* **OBJECTIVE**
Work out how many lines in the entries contain the string "should", and give nothing but that number.
--- SUPPLIED MATERIAL ---
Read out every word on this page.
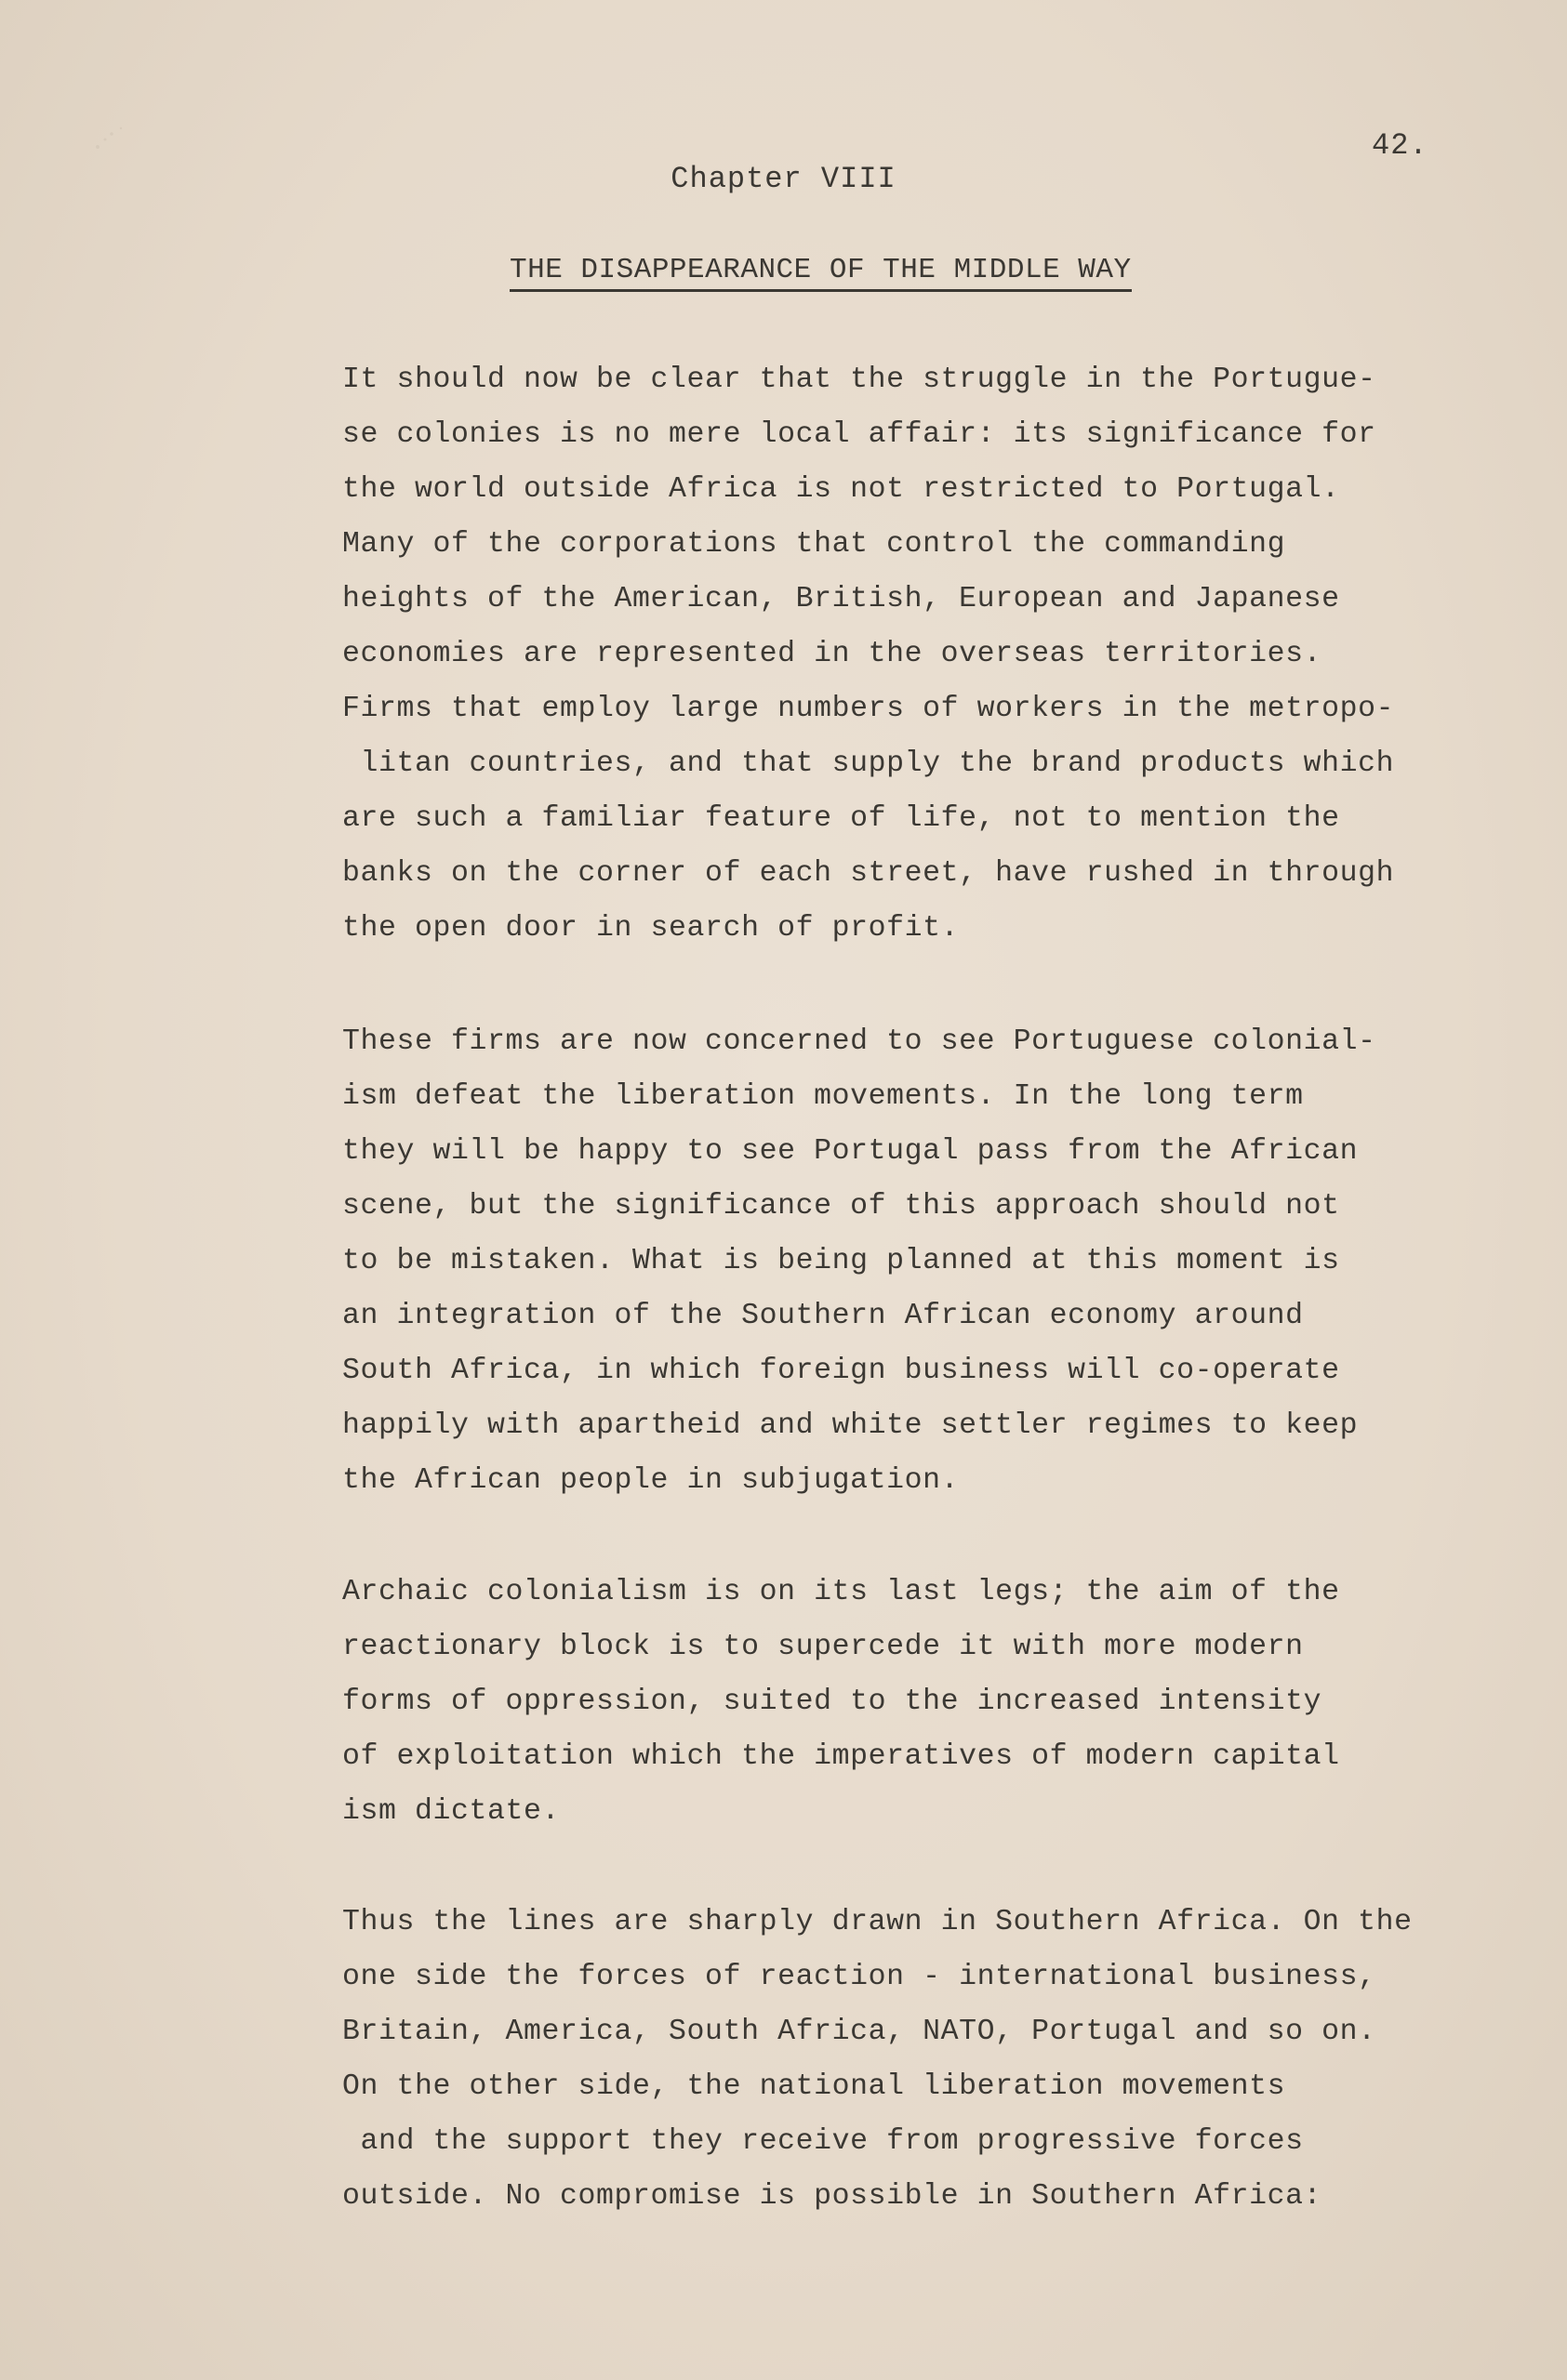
42.
Chapter VIII
THE DISAPPEARANCE OF THE MIDDLE WAY
It should now be clear that the struggle in the Portugue-
se colonies is no mere local affair: its significance for
the world outside Africa is not restricted to Portugal.
Many of the corporations that control the commanding
heights of the American, British, European and Japanese
economies are represented in the overseas territories.
Firms that employ large numbers of workers in the metropo-
litan countries, and that supply the brand products which
are such a familiar feature of life, not to mention the
banks on the corner of each street, have rushed in through
the open door in search of profit.
These firms are now concerned to see Portuguese colonial-
ism defeat the liberation movements. In the long term
they will be happy to see Portugal pass from the African
scene, but the significance of this approach should not
to be mistaken. What is being planned at this moment is
an integration of the Southern African economy around
South Africa, in which foreign business will co-operate
happily with apartheid and white settler regimes to keep
the African people in subjugation.
Archaic colonialism is on its last legs; the aim of the
reactionary block is to supercede it with more modern
forms of oppression, suited to the increased intensity
of exploitation which the imperatives of modern capital
ism dictate.
Thus the lines are sharply drawn in Southern Africa. On the
one side the forces of reaction - international business,
Britain, America, South Africa, NATO, Portugal and so on.
On the other side, the national liberation movements
and the support they receive from progressive forces
outside. No compromise is possible in Southern Africa:
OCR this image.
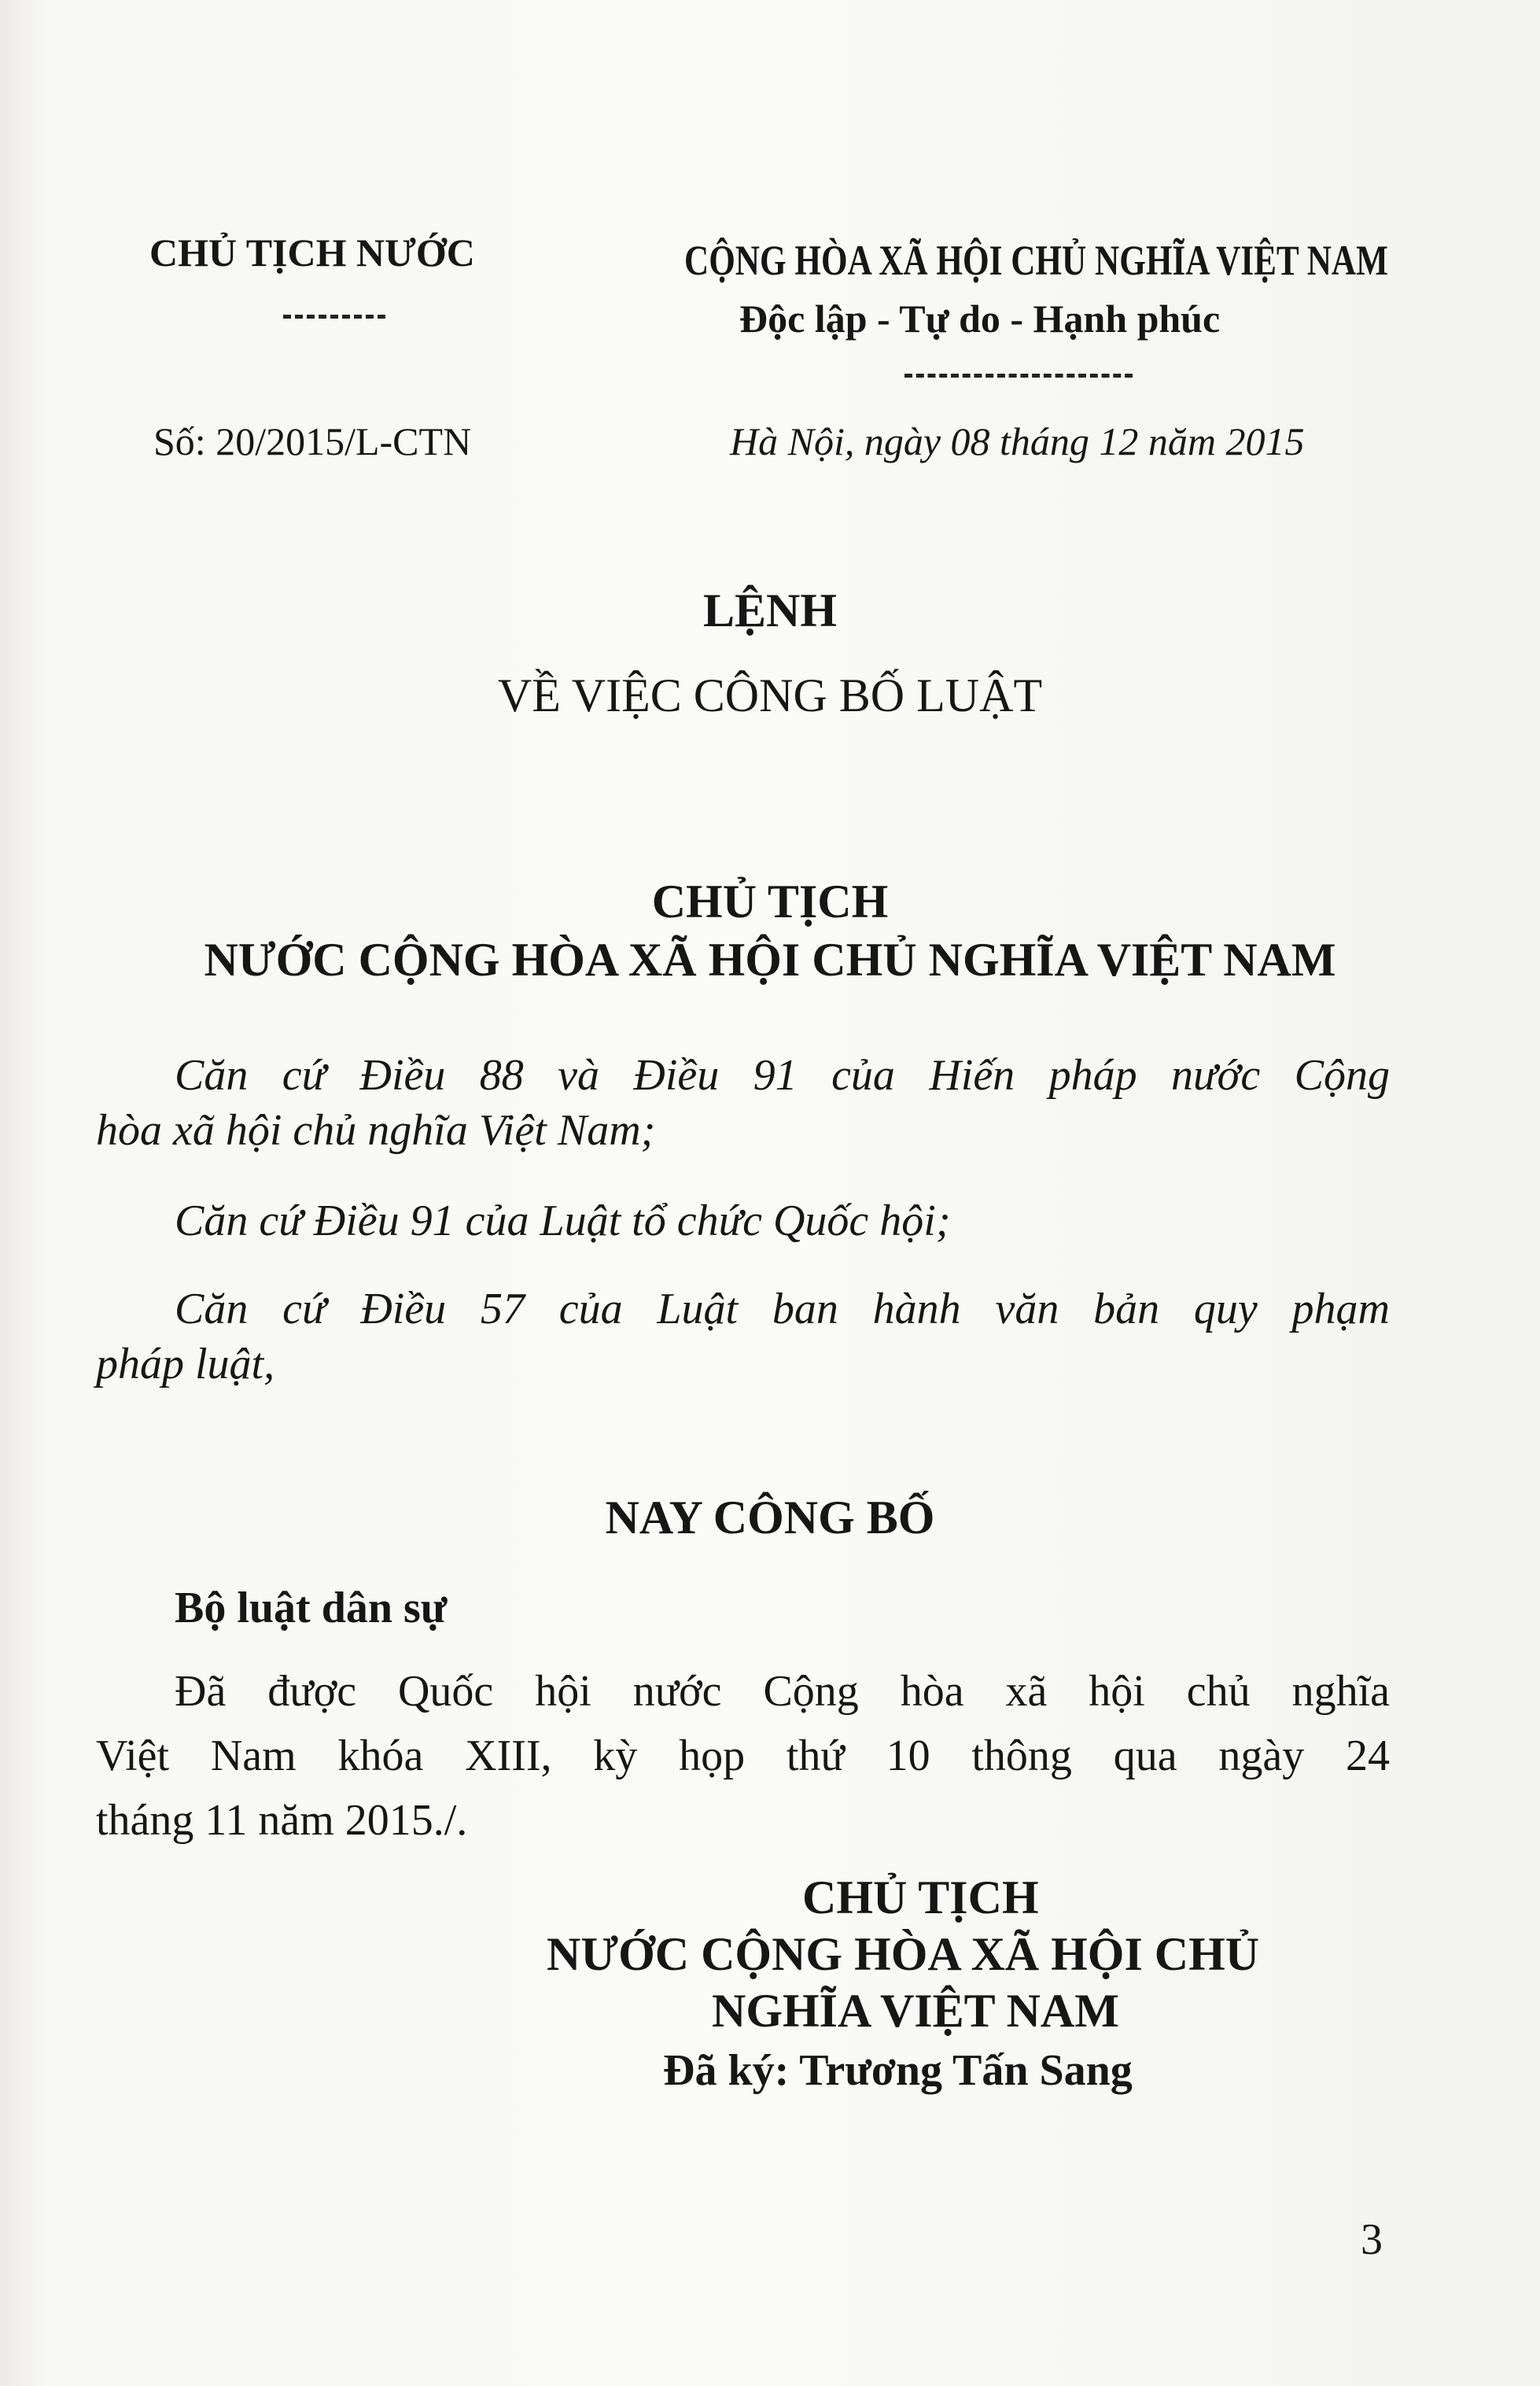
CHỦ TỊCH NƯỚC	CỘNG HÒA XÃ HỘI CHỦ NGHĨA VIỆT NAM
Độc lập - Tự do - Hạnh phúc
Số: 20/2015/L-CTN	Hà Nội, ngày 08 tháng 12 năm 2015
LỆNH
VỀ VIỆC CÔNG BỐ LUẬT
CHỦ TỊCH
NƯỚC CỘNG HÒA XÃ HỘI CHỦ NGHĨA VIỆT NAM
Căn cứ Điều 88 và Điều 91 của Hiến pháp nước Cộng
hòa xã hội chủ nghĩa Việt Nam;
Căn cứ Điều 91 của Luật tổ chức Quốc hội;
Căn cứ Điều 57 của Luật ban hành văn bản quy phạm
pháp luật,
NAY CÔNG BỐ
Bộ luật dân sự
Đã được Quốc hội nước Cộng hòa xã hội chủ nghĩa
Việt Nam khóa XIII, kỳ họp thứ 10 thông qua ngày 24
tháng 11 năm 2015./.
CHỦ TỊCH
NƯỚC CỘNG HÒA XÃ HỘI CHỦ
NGHĨA VIỆT NAM
Đã ký: Trương Tấn Sang
3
---
* **TASK OUTPUT**
2